◆ OBJECTIVES:
[1] In the stretch of the format-war forum thread from "I have been" through "to sneeze at.", replace "hd-dvd" with "HD DVD" and give the result.
[2] Write the next part of the forum thread about the Blu-ray format war, picking up after its final post.

◆ GIVEN PASSAGE:
+ + + + +

I have been waiting for this so called war to end but BD has actually not won anything because of some reasons that are obvious ,
The price of bd hardware and software have not gone down in anyway,
the hardware has more bugs than hd-dvd and even if hd-dvd died or is dying made a very important fact come to light.
People are not going to pay premium prices for a dvd that they already own for a small difference in picture quality but the audio is nothing to sneeze at.
So in reality DVD is the real winner no matter what in my opinion...


----------



## bonehead848

louthewiz said:


> The price of bd hardware and software have not gone down in anyway,


Prices have gone down a ton! It may not be at any $100 mark but considering the first players were $1000 :spend: and now you can get them for as low as $350ish it certainly has gone down. Also, some blue-ray dvds have migrated below the $20 mark which is definite progress.

+ + + + +

◆ GIVEN ENTRIES:

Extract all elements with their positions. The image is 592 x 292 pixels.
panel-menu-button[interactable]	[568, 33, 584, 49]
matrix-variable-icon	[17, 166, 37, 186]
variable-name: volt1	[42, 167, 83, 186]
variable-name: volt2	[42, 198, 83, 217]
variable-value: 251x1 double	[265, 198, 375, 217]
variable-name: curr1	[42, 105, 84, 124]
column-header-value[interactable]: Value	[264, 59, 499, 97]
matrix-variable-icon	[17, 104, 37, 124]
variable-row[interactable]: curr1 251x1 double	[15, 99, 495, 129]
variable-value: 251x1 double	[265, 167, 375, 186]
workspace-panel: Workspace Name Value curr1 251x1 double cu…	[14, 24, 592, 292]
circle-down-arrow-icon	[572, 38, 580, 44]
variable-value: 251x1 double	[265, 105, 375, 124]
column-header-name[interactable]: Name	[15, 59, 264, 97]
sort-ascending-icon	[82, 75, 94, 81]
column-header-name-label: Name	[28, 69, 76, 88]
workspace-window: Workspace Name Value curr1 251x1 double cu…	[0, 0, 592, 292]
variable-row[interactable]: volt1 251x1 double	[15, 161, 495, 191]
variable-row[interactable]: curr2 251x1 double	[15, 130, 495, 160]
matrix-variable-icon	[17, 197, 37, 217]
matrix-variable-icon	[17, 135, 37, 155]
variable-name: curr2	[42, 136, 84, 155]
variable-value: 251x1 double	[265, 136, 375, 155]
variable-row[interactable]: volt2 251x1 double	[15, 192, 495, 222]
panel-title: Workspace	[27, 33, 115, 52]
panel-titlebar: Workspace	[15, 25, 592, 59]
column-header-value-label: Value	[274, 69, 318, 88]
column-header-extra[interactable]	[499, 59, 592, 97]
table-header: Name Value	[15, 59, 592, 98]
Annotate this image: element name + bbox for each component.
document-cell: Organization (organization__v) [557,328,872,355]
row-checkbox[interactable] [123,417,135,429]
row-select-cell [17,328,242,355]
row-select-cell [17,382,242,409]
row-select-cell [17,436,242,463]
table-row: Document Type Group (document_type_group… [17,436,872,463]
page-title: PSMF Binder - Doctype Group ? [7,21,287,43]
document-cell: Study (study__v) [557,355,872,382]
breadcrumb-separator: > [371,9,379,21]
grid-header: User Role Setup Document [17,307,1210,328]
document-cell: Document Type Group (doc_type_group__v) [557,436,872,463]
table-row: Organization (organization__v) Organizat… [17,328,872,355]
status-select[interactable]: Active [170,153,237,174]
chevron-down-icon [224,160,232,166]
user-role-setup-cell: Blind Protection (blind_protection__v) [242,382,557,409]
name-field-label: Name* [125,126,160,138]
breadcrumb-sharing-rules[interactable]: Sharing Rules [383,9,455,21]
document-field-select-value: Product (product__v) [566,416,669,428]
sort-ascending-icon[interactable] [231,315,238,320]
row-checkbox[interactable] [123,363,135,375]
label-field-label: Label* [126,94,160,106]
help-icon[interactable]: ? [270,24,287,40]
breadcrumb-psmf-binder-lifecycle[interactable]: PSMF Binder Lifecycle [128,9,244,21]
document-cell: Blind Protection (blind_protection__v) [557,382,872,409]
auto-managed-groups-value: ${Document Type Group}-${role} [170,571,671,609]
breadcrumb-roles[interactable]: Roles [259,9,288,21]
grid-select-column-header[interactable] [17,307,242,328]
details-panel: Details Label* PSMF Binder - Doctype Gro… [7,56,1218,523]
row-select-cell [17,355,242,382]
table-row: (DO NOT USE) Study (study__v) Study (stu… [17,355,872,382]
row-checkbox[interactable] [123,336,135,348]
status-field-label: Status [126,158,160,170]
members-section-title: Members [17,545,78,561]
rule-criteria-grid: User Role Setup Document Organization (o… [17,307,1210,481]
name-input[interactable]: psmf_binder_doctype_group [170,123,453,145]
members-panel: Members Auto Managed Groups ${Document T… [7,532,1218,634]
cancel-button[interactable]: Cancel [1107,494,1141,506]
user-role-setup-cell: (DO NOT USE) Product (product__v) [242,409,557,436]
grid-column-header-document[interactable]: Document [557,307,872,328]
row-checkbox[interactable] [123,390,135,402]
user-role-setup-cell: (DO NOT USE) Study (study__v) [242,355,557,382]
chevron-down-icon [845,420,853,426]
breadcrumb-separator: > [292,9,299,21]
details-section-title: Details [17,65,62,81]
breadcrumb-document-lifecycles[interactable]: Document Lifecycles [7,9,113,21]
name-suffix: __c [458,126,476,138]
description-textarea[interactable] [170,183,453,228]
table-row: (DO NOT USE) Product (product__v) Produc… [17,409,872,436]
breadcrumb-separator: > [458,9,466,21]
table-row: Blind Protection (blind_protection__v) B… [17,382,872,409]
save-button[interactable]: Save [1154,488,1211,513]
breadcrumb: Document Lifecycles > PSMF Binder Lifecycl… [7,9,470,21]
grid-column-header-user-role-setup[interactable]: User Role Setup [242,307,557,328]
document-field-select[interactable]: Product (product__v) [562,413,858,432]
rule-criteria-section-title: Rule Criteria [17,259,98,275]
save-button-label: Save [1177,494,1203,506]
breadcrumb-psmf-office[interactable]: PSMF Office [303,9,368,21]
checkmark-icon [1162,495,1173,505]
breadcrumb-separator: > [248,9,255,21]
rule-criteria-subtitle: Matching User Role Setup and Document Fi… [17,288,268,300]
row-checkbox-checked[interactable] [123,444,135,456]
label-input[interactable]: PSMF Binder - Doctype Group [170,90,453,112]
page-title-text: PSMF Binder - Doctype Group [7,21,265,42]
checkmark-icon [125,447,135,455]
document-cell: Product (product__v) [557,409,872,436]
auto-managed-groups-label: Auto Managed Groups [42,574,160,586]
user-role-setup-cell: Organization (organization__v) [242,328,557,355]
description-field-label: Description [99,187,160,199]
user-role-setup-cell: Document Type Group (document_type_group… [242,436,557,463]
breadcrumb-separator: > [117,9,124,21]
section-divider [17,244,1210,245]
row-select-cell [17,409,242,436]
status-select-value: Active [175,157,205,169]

+ + + + +

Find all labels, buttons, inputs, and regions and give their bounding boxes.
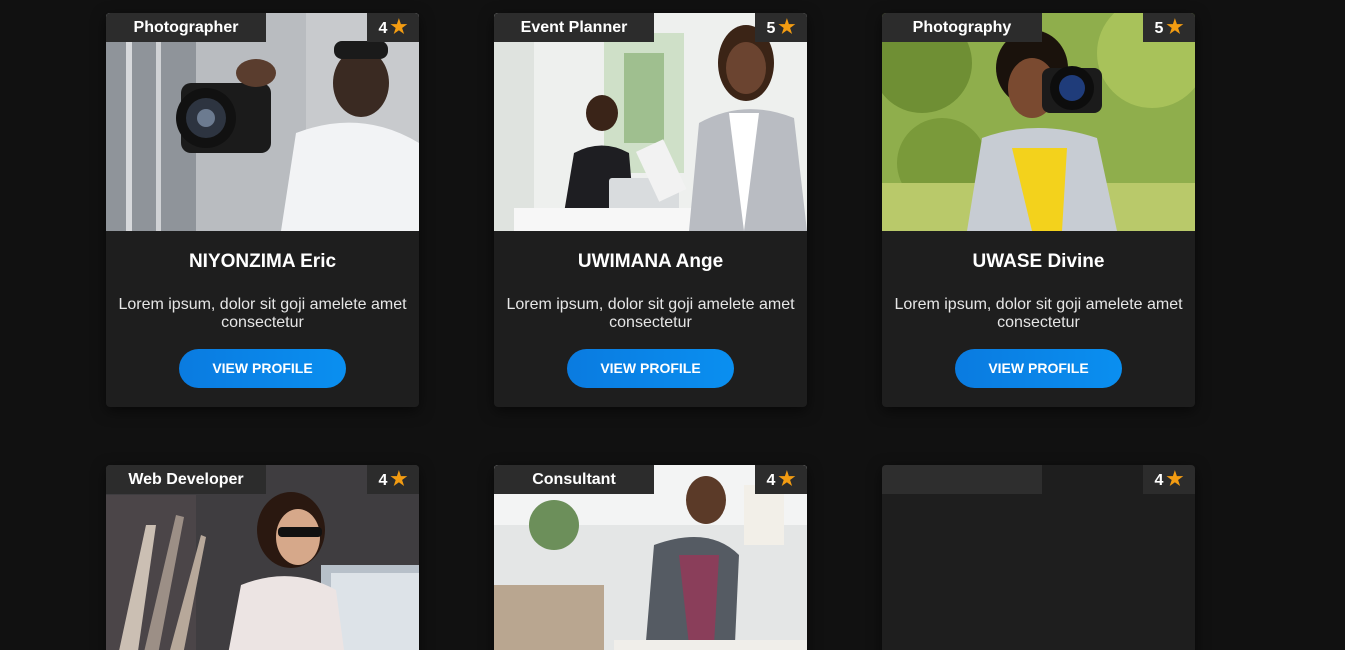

+ + + + +

◆ ANSWERS:
[1]
I have been waiting for this so called war to end but BD has actually not won anything because of some reasons that are obvious ,
The price of bd hardware and software have not gone down in anyway,
the hardware has more bugs than HD DVD and even if HD DVD died or is dying made a very important fact come to light.
People are not going to pay premium prices for a dvd that they already own for a small difference in picture quality but the audio is nothing to sneeze at.

[2]
----------



## SteveCallas

mike said:


> new movies come out as 22-24 bucks each, but after awhile, they do indeed average at 19 bucks.
> free shipping within the US.


Interesting, looks like they are cheaper on the whole than HD DVD discs. Those normal prices tend to be better than most sale prices for HD DVD.


----------



## mike c

SteveCallas said:


> Interesting, looks like they are cheaper on the whole than HD DVD discs. Those normal prices tend to be better than most sale prices for HD DVD.


unless I really really like the movie, I never buy BD's more than 20 bucks 
last time that happened for me was the movie 300. (i had to have it immediately)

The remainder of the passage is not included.